Given problem
Every record must be written out once more, with nothing added or omitted.

Data shown
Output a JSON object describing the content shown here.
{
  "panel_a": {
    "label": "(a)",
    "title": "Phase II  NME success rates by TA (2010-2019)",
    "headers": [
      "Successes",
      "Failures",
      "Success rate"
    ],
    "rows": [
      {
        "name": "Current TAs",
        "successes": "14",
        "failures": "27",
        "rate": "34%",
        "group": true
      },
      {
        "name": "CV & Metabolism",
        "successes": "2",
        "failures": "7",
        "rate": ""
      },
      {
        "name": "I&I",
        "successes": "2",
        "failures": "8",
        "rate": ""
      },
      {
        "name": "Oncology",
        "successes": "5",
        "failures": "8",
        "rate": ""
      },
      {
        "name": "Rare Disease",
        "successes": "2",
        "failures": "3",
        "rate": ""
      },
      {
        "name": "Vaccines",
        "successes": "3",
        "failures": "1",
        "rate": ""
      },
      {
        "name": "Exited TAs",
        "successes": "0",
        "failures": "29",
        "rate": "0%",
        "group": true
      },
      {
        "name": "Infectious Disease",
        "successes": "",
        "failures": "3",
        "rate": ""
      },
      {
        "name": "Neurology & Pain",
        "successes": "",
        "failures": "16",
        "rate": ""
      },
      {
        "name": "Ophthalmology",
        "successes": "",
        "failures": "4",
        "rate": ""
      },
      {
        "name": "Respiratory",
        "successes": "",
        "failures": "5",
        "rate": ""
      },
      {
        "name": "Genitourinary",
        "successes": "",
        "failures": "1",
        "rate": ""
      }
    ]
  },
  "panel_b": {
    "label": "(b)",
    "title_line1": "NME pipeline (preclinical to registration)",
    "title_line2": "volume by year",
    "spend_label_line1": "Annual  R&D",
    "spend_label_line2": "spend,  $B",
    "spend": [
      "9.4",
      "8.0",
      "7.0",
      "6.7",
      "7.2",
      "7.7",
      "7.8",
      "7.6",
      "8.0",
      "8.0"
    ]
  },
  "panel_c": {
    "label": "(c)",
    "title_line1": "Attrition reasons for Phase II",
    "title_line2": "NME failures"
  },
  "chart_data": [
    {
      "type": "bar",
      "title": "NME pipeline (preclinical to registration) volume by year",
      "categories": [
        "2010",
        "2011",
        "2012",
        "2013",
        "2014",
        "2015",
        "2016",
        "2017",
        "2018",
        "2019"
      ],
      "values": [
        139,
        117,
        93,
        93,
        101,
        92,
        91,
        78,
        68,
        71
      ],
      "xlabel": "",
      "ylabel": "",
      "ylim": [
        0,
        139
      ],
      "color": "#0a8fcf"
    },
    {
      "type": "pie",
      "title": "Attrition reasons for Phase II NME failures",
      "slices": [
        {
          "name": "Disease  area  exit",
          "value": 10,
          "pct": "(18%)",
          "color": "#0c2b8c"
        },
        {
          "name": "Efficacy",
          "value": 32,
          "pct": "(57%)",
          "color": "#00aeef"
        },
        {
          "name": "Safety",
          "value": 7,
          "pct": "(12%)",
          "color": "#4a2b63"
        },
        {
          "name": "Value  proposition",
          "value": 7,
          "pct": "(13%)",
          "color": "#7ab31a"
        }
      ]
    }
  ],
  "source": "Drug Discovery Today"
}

Result of the task
Output a JSON object describing the content shown here.
{
  "panel_a": {
    "label": "(a)",
    "title": "Phase II  NME success rates by TA (2010-2019)",
    "headers": [
      "Successes",
      "Failures",
      "Success rate"
    ],
    "rows": [
      {
        "name": "Current TAs",
        "successes": "14",
        "failures": "27",
        "rate": "34%",
        "group": true
      },
      {
        "name": "CV & Metabolism",
        "successes": "2",
        "failures": "7",
        "rate": ""
      },
      {
        "name": "I&I",
        "successes": "2",
        "failures": "8",
        "rate": ""
      },
      {
        "name": "Oncology",
        "successes": "5",
        "failures": "8",
        "rate": ""
      },
      {
        "name": "Rare Disease",
        "successes": "2",
        "failures": "3",
        "rate": ""
      },
      {
        "name": "Vaccines",
        "successes": "3",
        "failures": "1",
        "rate": ""
      },
      {
        "name": "Exited TAs",
        "successes": "0",
        "failures": "29",
        "rate": "0%",
        "group": true
      },
      {
        "name": "Infectious Disease",
        "successes": "",
        "failures": "3",
        "rate": ""
      },
      {
        "name": "Neurology & Pain",
        "successes": "",
        "failures": "16",
        "rate": ""
      },
      {
        "name": "Ophthalmology",
        "successes": "",
        "failures": "4",
        "rate": ""
      },
      {
        "name": "Respiratory",
        "successes": "",
        "failures": "5",
        "rate": ""
      },
      {
        "name": "Genitourinary",
        "successes": "",
        "failures": "1",
        "rate": ""
      }
    ]
  },
  "panel_b": {
    "label": "(b)",
    "title_line1": "NME pipeline (preclinical to registration)",
    "title_line2": "volume by year",
    "spend_label_line1": "Annual  R&D",
    "spend_label_line2": "spend,  $B",
    "spend": [
      "9.4",
      "8.0",
      "7.0",
      "6.7",
      "7.2",
      "7.7",
      "7.8",
      "7.6",
      "8.0",
      "8.0"
    ]
  },
  "panel_c": {
    "label": "(c)",
    "title_line1": "Attrition reasons for Phase II",
    "title_line2": "NME failures"
  },
  "chart_data": [
    {
      "type": "bar",
      "title": "NME pipeline (preclinical to registration) volume by year",
      "categories": [
        "2010",
        "2011",
        "2012",
        "2013",
        "2014",
        "2015",
        "2016",
        "2017",
        "2018",
        "2019"
      ],
      "values": [
        139,
        117,
        93,
        93,
        101,
        92,
        91,
        78,
        68,
        71
      ],
      "xlabel": "",
      "ylabel": "",
      "ylim": [
        0,
        139
      ],
      "color": "#0a8fcf"
    },
    {
      "type": "pie",
      "title": "Attrition reasons for Phase II NME failures",
      "slices": [
        {
          "name": "Disease  area  exit",
          "value": 10,
          "pct": "(18%)",
          "color": "#0c2b8c"
        },
        {
          "name": "Efficacy",
          "value": 32,
          "pct": "(57%)",
          "color": "#00aeef"
        },
        {
          "name": "Safety",
          "value": 7,
          "pct": "(12%)",
          "color": "#4a2b63"
        },
        {
          "name": "Value  proposition",
          "value": 7,
          "pct": "(13%)",
          "color": "#7ab31a"
        }
      ]
    }
  ],
  "source": "Drug Discovery Today"
}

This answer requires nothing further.